__Requirement__.
In the listing below, locate the lines bearing the word "LDCs". Copy every one of them.

-------- Records

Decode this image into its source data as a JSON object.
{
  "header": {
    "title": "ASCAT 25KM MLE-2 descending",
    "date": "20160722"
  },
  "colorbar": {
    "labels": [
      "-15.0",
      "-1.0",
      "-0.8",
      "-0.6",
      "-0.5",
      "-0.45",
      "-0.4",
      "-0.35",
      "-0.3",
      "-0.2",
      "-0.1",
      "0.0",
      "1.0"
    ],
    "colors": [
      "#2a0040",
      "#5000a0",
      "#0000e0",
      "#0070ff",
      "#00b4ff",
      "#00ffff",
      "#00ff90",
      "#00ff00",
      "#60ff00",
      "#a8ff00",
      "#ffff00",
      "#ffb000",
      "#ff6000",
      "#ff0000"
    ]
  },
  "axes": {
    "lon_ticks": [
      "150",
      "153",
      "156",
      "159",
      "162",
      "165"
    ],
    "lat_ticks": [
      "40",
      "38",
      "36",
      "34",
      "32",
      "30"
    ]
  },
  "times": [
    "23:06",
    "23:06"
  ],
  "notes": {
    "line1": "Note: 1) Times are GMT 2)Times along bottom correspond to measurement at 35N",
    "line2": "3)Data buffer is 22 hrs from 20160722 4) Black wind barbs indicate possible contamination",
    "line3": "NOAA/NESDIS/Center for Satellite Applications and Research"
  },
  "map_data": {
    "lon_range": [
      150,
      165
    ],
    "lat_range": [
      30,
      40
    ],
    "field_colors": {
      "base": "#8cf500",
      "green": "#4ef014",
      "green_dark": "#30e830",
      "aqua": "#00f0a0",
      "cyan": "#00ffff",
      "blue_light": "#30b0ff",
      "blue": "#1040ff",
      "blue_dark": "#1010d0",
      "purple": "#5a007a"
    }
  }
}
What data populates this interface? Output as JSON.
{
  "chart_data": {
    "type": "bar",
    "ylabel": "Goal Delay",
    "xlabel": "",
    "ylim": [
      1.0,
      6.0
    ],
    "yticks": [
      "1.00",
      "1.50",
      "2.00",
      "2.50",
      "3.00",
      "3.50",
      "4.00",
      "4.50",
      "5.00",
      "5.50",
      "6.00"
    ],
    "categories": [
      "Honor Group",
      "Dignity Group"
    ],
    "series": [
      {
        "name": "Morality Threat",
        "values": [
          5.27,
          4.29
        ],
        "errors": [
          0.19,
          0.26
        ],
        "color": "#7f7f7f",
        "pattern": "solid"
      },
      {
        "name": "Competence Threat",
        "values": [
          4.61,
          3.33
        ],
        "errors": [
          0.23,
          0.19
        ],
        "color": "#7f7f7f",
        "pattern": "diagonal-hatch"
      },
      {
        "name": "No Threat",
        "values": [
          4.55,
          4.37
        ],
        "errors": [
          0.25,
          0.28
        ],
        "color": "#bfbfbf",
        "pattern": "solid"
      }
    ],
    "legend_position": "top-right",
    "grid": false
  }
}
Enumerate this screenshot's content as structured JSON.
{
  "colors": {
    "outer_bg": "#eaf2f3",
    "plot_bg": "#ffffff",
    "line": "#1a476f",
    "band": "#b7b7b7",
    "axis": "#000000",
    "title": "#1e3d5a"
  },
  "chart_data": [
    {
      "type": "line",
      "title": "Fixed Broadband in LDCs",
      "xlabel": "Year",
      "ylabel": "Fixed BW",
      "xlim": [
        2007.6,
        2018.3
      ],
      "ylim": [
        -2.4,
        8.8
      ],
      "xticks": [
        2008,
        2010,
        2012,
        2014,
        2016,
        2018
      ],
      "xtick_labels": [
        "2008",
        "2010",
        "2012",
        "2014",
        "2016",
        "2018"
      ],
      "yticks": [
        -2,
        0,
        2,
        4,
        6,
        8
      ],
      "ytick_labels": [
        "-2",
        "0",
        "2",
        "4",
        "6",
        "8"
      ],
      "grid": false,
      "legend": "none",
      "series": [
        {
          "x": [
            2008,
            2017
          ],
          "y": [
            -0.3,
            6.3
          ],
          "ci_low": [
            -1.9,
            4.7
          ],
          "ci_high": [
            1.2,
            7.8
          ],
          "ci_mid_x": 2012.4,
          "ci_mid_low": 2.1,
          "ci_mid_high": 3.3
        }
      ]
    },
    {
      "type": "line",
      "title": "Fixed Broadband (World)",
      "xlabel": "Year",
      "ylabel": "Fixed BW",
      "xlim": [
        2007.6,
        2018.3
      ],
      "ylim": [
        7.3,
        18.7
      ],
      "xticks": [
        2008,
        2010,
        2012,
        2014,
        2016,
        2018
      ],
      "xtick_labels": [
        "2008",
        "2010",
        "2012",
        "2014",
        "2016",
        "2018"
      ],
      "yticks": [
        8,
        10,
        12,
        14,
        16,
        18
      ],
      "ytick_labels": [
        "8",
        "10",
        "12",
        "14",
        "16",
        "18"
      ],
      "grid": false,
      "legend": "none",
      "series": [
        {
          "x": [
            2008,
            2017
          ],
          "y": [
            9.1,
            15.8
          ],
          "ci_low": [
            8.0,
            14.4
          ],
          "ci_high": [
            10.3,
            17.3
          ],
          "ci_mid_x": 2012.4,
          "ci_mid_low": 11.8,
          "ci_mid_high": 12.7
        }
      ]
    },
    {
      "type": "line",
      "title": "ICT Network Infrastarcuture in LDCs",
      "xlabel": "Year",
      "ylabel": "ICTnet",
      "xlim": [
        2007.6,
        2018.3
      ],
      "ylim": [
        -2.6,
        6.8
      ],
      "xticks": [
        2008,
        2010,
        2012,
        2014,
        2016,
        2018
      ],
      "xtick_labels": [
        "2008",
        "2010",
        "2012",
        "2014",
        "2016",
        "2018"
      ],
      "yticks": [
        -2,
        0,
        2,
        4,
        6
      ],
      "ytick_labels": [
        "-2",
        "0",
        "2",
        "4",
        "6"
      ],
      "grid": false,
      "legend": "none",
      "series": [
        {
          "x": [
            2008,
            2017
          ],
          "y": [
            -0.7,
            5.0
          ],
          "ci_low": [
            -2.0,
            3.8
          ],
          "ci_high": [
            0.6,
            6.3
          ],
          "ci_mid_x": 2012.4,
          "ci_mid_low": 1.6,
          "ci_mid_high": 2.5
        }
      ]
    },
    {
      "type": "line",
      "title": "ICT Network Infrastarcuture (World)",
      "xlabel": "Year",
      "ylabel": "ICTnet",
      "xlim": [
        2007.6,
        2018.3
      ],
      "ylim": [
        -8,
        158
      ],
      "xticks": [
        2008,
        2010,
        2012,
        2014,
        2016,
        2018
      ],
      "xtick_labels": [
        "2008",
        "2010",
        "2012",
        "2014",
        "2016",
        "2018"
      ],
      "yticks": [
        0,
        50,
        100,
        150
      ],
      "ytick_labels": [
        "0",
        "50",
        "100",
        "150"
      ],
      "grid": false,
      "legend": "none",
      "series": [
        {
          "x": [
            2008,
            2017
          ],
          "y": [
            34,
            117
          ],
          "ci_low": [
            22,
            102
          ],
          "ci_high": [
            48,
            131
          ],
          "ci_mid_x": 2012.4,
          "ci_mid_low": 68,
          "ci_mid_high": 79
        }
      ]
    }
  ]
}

----------------

__Problem solution__.
      "title": "Fixed Broadband in LDCs",
      "title": "ICT Network Infrastarcuture in LDCs",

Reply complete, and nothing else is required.